Excerpt from a dataset
···

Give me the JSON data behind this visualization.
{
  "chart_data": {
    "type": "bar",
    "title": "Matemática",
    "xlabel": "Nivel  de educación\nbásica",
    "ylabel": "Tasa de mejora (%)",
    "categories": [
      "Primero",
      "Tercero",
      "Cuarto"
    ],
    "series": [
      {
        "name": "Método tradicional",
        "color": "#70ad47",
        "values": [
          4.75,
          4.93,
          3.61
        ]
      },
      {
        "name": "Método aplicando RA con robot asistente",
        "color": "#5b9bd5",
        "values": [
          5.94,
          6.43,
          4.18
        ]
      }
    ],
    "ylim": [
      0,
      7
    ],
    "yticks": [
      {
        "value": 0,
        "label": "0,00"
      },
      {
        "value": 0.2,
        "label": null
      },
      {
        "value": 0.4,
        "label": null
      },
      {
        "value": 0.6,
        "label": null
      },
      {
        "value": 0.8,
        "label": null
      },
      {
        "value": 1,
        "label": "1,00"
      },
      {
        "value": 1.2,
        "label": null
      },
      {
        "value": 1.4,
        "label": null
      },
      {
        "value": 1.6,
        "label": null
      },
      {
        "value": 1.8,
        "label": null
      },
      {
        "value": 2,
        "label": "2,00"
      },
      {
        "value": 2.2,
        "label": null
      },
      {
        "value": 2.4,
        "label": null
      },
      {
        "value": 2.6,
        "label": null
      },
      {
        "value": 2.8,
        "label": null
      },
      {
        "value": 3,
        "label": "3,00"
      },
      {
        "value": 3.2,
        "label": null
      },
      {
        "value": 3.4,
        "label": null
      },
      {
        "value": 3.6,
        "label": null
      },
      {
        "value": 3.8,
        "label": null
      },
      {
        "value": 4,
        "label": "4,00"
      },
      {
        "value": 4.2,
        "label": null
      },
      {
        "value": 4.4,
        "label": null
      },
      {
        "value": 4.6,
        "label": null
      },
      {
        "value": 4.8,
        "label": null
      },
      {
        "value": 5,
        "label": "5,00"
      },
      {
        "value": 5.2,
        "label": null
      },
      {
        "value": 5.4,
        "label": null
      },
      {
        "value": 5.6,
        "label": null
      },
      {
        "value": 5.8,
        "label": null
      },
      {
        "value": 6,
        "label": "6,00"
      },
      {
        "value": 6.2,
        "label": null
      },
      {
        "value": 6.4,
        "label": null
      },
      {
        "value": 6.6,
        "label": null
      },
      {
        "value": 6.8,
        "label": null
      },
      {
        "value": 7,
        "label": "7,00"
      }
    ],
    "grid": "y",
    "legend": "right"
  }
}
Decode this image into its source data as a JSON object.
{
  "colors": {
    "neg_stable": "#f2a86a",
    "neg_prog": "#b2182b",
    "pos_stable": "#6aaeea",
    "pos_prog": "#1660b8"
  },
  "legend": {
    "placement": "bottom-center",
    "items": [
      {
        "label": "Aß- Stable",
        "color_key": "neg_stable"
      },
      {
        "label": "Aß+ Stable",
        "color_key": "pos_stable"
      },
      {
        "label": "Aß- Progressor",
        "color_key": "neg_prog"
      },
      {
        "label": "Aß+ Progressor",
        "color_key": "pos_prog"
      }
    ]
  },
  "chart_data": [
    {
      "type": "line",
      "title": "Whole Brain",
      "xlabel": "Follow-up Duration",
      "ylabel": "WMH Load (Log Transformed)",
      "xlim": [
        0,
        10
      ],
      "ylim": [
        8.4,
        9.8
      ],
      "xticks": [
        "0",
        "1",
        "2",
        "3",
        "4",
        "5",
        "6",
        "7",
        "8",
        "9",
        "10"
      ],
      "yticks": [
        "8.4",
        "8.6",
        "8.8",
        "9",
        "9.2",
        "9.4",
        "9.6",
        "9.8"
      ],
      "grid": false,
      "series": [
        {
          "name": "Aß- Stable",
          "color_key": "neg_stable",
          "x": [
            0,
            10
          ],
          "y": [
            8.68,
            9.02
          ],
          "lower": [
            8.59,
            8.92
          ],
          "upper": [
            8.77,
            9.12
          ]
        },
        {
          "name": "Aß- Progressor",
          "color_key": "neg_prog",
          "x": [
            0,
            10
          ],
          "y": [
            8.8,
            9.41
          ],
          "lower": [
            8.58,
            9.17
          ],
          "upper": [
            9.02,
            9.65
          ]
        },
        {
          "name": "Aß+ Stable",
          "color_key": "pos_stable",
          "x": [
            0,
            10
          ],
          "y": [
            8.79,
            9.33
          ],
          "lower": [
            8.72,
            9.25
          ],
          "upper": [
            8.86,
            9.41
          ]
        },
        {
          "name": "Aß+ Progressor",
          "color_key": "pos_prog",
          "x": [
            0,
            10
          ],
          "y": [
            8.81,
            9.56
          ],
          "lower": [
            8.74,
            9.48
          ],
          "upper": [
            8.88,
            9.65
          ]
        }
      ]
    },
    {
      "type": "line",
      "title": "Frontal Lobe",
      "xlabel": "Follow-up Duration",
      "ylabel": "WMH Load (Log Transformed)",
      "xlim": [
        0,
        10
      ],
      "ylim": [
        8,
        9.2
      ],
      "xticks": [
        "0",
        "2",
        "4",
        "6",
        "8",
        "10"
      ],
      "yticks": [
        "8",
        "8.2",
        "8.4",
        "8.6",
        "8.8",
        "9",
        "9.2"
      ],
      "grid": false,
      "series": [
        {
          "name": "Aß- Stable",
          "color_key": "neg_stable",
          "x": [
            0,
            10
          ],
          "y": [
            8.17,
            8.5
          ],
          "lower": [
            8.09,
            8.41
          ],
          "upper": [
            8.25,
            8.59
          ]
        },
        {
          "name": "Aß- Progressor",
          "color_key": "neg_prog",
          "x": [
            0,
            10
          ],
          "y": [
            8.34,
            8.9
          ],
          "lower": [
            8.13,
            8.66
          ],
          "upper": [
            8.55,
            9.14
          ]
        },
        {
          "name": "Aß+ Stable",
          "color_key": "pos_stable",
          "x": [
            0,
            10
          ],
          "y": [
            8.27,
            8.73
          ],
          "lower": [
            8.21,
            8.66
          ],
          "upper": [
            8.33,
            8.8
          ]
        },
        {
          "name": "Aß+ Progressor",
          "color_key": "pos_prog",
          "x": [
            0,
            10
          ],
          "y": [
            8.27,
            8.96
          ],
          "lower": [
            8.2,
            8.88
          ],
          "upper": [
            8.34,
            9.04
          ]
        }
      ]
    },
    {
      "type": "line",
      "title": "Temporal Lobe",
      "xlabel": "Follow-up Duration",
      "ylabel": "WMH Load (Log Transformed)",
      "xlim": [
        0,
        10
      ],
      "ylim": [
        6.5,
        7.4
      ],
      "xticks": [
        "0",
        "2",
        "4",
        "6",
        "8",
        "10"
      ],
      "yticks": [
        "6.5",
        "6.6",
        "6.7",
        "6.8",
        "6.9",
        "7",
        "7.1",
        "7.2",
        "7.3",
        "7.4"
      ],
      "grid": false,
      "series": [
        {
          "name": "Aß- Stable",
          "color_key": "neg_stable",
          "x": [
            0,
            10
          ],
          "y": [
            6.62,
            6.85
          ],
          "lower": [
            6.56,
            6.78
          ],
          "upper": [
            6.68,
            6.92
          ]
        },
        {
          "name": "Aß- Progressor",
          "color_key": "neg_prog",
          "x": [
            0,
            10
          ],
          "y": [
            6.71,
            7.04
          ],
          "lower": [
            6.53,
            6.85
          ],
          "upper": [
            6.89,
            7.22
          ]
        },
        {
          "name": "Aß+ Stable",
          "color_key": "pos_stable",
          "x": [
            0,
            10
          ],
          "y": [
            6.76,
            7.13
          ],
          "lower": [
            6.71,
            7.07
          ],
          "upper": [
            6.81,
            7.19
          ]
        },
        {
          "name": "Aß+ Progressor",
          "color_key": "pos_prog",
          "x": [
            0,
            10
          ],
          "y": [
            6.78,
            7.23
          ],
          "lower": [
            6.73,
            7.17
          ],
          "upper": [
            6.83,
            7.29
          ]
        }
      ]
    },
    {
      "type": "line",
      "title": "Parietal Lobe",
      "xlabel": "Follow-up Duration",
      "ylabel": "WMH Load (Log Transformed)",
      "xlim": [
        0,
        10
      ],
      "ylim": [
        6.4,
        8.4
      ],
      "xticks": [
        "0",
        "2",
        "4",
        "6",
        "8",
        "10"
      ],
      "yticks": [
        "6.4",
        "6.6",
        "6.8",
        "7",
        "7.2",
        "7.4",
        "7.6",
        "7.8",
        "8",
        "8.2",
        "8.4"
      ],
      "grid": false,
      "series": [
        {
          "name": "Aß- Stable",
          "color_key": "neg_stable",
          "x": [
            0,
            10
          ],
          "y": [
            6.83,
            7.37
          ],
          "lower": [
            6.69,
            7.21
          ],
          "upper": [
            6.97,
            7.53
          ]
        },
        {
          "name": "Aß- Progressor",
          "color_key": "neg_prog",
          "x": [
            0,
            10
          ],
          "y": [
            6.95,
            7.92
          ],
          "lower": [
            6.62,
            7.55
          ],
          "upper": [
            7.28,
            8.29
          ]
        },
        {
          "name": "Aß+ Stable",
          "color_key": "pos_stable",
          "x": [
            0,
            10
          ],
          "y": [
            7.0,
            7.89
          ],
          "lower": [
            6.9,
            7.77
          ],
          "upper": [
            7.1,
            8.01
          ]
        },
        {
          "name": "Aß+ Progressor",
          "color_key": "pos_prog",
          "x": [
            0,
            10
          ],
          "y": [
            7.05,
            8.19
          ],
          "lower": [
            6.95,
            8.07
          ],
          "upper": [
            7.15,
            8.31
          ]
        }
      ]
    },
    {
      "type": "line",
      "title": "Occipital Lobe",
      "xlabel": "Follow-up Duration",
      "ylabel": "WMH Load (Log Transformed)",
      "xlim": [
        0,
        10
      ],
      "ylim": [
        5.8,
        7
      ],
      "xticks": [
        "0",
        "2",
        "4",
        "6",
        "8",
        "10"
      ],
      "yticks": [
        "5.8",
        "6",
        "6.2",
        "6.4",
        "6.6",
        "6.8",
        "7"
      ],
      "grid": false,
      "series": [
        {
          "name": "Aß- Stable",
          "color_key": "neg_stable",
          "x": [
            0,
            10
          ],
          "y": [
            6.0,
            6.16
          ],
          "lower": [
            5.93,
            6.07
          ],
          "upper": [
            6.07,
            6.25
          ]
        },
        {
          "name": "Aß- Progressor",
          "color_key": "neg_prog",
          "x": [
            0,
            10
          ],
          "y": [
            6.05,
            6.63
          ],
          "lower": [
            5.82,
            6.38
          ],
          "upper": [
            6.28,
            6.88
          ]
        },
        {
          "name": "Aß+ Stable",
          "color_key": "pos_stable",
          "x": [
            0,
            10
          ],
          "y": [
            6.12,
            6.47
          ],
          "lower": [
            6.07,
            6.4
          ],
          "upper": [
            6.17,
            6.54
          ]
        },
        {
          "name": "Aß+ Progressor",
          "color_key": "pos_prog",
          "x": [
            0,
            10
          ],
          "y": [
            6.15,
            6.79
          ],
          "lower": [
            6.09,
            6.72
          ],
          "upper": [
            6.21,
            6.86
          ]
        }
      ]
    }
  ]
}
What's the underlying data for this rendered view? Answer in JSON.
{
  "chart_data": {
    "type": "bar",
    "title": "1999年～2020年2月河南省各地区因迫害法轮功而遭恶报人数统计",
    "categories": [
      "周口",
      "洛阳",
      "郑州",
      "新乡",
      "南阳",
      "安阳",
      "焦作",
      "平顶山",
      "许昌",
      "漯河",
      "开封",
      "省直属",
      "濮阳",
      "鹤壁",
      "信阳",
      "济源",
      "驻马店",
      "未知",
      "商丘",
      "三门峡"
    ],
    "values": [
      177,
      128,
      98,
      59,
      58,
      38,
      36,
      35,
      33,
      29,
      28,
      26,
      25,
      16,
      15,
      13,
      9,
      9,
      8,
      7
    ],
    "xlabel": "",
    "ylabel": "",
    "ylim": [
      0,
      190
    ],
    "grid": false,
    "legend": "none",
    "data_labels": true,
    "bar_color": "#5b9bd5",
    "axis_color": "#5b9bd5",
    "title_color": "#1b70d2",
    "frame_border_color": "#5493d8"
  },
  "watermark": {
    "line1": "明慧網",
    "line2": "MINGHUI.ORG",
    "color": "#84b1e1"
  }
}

···

Reproduce exactly, with nothing added, the lines from the one that contains "What's the underlying" to the end of the data.

Solved problem:
What's the underlying data for this rendered view? Answer in JSON.
{
  "chart_data": {
    "type": "bar",
    "title": "1999年～2020年2月河南省各地区因迫害法轮功而遭恶报人数统计",
    "categories": [
      "周口",
      "洛阳",
      "郑州",
      "新乡",
      "南阳",
      "安阳",
      "焦作",
      "平顶山",
      "许昌",
      "漯河",
      "开封",
      "省直属",
      "濮阳",
      "鹤壁",
      "信阳",
      "济源",
      "驻马店",
      "未知",
      "商丘",
      "三门峡"
    ],
    "values": [
      177,
      128,
      98,
      59,
      58,
      38,
      36,
      35,
      33,
      29,
      28,
      26,
      25,
      16,
      15,
      13,
      9,
      9,
      8,
      7
    ],
    "xlabel": "",
    "ylabel": "",
    "ylim": [
      0,
      190
    ],
    "grid": false,
    "legend": "none",
    "data_labels": true,
    "bar_color": "#5b9bd5",
    "axis_color": "#5b9bd5",
    "title_color": "#1b70d2",
    "frame_border_color": "#5493d8"
  },
  "watermark": {
    "line1": "明慧網",
    "line2": "MINGHUI.ORG",
    "color": "#84b1e1"
  }
}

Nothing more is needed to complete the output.